■ TEKS BACAAN
◆ ◆ ◆ ◆

Wali Kota Bandung, Muhammad Farhan, kembali menyoroti konflik hukum yang melilit pengelolaan Kebun Binatang Bandung (Bandung Zoo) saat ditemui di Balai Kota Bandung, Jalan Wastukencana, sebagaimana dilansir detik.com, Selasa (1/7/2025).
Ia menegaskan bahwa sengketa berkepanjangan ini telah berdampak serius pada upaya konservasi satwa, dengan banyaknya hewan yang mulai mati akibat kondisi yang semakin memprihatinkan.
Bila ditarik ke belakang, sejarah Kebun Binatang Bandung mencatat pola kelam yang berulang.
Laporan investigasi mingguan De Heraut pada 22 Desember 1939 pernah mengungkap praktik mengerikan di bawah kepemimpinan direktur Jhr. JCK Godman.
Dokumen tersebut mencatat bagaimana hewan-hewan diperlakukan secara tidak manusiawi, mulai dari operasi menggunakan alat-alat tidak steril seperti pisau dapur dan pahat, pemberian monyet hidup sebagai pakan predator, hingga pembiaran satwa sakit yang berujung pada kematian.

◆ ◆ ◆ ◆

■ DAFTAR TERSEDIA
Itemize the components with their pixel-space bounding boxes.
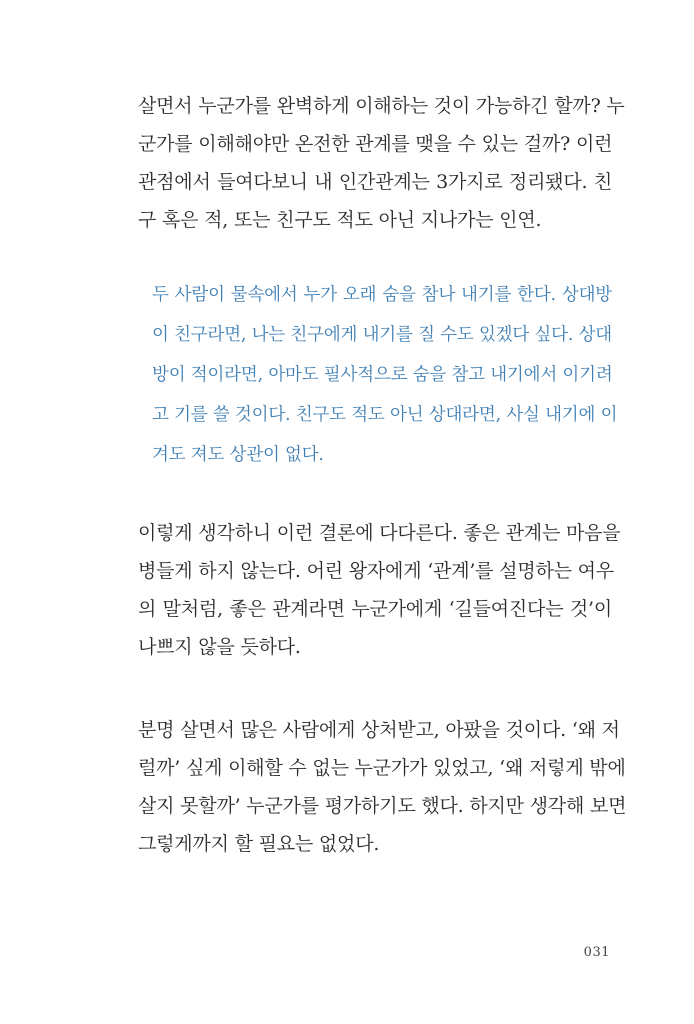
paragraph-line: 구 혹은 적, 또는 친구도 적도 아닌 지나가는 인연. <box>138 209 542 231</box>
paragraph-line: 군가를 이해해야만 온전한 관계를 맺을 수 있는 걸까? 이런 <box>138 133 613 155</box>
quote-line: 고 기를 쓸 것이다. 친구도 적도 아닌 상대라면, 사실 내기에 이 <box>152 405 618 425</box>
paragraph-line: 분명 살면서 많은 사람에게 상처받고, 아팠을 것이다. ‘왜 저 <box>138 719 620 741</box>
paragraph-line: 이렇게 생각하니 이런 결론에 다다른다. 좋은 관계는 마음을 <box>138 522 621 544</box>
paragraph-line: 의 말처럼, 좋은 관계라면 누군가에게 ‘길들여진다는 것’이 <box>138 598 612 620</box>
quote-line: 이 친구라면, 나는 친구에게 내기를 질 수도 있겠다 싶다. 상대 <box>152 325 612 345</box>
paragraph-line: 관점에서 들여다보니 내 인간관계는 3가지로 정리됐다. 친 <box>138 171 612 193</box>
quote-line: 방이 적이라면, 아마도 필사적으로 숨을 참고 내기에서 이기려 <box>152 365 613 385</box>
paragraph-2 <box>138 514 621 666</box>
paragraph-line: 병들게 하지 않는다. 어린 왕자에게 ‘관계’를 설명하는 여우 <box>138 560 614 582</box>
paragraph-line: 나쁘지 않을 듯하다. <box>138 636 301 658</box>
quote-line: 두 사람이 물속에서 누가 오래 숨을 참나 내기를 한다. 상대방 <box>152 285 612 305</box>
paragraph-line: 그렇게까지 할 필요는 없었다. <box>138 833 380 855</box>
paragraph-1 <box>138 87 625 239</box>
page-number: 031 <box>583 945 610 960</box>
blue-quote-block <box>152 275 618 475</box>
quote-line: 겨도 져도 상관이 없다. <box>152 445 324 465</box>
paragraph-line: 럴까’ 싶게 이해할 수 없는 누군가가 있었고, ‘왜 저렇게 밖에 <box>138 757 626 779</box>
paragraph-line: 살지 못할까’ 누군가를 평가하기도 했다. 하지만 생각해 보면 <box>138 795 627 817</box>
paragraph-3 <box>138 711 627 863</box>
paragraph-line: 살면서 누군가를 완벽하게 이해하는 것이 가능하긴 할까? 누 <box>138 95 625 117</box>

◆ ◆ ◆ ◆

■ TUGAS DIKERJAKAN
Tuliskan tanpa perubahan bagian teks tentang Kebun Binatang Bandung mulai dari "Laporan investigasi mingguan" sampai dengan "berujung pada kematian.".

■ JAWABAN LATIHAN
Laporan investigasi mingguan De Heraut pada 22 Desember 1939 pernah mengungkap praktik mengerikan di bawah kepemimpinan direktur Jhr. JCK Godman.
Dokumen tersebut mencatat bagaimana hewan-hewan diperlakukan secara tidak manusiawi, mulai dari operasi menggunakan alat-alat tidak steril seperti pisau dapur dan pahat, pemberian monyet hidup sebagai pakan predator, hingga pembiaran satwa sakit yang berujung pada kematian.